◆ STATED TASK
Work out how many lines in the entries contain the string "MSTAR", and give nothing but that number.

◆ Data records
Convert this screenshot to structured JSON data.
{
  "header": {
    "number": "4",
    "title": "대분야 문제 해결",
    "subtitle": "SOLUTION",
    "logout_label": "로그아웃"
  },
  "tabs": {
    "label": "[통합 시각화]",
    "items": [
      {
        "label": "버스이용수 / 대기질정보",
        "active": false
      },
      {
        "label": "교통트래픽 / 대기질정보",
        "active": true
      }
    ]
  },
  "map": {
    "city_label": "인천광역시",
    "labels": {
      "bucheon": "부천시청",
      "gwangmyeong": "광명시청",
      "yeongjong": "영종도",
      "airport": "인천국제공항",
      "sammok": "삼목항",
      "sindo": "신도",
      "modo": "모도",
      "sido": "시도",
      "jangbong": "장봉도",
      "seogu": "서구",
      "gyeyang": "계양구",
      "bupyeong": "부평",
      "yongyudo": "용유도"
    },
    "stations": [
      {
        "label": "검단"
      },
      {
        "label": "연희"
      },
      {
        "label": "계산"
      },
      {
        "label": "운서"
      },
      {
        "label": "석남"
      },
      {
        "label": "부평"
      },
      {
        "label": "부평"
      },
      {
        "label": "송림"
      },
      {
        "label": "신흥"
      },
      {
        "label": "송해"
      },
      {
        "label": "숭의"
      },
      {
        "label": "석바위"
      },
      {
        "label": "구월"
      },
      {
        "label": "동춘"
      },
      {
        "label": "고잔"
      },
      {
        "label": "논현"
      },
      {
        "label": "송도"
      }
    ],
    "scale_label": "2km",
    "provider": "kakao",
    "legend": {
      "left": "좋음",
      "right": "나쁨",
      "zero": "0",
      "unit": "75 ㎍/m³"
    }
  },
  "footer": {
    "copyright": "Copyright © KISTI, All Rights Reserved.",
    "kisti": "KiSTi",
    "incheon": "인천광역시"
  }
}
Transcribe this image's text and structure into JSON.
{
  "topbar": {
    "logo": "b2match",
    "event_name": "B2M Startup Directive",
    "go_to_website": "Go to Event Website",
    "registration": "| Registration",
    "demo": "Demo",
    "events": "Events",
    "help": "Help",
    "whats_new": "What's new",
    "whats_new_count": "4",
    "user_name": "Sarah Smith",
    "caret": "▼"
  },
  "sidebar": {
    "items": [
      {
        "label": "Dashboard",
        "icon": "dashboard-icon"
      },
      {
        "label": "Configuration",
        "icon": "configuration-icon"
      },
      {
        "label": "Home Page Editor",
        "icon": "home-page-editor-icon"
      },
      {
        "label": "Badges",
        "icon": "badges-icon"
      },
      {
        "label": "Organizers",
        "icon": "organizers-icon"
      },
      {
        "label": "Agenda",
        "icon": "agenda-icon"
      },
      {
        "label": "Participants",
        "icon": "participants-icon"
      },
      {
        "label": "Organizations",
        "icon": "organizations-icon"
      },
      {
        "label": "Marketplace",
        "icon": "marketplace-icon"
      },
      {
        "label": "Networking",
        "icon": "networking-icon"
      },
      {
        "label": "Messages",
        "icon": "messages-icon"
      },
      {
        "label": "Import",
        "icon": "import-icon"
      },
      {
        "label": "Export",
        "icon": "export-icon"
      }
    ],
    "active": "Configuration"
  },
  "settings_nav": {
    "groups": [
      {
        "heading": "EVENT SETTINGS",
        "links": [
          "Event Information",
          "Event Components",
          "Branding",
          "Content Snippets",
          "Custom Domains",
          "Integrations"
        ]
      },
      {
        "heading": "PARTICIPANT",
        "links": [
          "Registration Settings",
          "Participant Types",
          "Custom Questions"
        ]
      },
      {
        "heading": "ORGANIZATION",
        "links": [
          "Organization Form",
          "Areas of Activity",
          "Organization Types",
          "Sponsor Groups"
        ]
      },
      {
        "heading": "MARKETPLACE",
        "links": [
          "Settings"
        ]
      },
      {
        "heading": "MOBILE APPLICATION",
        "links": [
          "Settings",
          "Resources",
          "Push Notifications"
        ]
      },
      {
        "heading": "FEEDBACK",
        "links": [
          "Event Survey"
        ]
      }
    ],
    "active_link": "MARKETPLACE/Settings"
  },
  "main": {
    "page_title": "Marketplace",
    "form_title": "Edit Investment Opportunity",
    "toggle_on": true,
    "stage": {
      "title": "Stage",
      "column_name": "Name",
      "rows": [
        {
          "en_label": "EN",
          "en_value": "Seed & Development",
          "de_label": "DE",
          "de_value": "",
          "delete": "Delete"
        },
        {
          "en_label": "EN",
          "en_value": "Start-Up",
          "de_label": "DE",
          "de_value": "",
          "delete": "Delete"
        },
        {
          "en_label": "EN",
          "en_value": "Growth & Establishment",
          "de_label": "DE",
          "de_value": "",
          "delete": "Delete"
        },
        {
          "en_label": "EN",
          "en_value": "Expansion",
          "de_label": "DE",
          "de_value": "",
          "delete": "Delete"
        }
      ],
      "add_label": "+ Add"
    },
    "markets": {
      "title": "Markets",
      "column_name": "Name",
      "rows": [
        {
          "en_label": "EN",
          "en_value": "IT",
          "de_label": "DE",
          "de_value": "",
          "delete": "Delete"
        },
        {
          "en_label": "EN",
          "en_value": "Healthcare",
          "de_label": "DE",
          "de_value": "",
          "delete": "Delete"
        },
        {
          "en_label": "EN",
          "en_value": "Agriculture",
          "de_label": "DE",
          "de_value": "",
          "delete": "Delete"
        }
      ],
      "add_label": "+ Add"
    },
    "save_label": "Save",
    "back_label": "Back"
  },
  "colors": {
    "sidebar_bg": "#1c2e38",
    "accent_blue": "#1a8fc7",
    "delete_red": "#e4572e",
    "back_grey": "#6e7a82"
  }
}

--

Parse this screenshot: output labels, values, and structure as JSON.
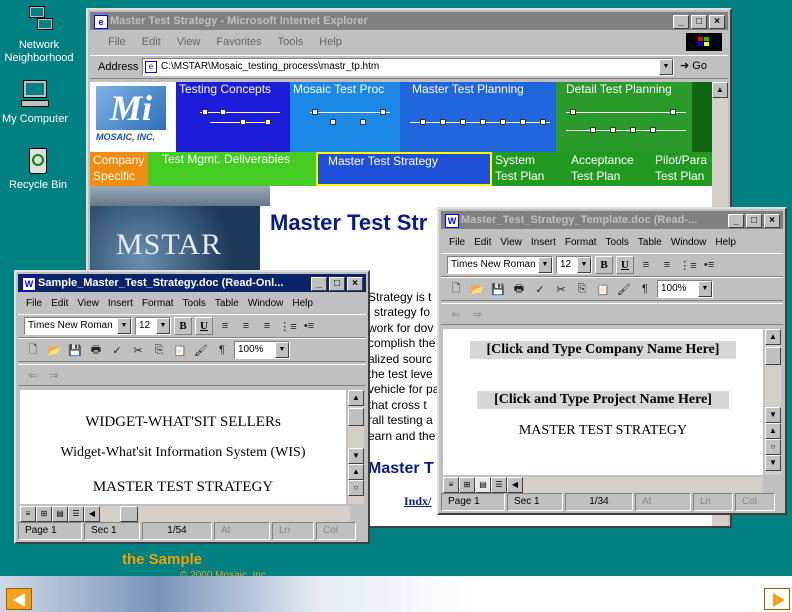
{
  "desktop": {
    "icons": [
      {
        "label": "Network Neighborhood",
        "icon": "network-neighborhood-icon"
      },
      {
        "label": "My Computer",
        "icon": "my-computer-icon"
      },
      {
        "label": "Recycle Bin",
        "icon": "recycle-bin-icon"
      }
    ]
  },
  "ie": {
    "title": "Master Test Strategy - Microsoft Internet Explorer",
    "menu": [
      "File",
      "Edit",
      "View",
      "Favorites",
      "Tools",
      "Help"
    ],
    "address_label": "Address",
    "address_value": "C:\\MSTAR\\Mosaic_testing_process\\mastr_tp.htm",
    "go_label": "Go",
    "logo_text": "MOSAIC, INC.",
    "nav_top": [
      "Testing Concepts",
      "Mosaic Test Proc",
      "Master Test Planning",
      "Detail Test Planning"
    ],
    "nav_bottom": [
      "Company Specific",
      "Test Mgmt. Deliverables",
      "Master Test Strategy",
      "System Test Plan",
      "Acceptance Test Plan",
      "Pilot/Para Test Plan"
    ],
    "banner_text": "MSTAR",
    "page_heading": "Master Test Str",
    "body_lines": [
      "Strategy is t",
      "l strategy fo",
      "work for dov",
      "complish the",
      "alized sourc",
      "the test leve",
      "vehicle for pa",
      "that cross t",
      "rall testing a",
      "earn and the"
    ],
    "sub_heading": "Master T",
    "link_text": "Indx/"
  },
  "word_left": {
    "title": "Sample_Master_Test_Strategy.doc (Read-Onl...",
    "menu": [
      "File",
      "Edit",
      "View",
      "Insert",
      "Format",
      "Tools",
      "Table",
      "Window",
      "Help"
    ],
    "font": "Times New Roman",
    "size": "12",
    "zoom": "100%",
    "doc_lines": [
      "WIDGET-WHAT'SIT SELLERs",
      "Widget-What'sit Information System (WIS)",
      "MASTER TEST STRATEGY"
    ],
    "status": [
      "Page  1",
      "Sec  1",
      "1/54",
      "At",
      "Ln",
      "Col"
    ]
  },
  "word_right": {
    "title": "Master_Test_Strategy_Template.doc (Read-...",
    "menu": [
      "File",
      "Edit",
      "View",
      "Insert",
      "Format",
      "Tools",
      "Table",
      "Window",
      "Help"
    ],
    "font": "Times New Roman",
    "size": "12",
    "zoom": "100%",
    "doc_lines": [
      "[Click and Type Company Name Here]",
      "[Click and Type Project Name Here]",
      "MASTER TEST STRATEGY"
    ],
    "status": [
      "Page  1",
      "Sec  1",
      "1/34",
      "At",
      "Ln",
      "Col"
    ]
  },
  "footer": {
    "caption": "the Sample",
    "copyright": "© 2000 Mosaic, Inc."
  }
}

◆ EXERCISE SOLUTION
2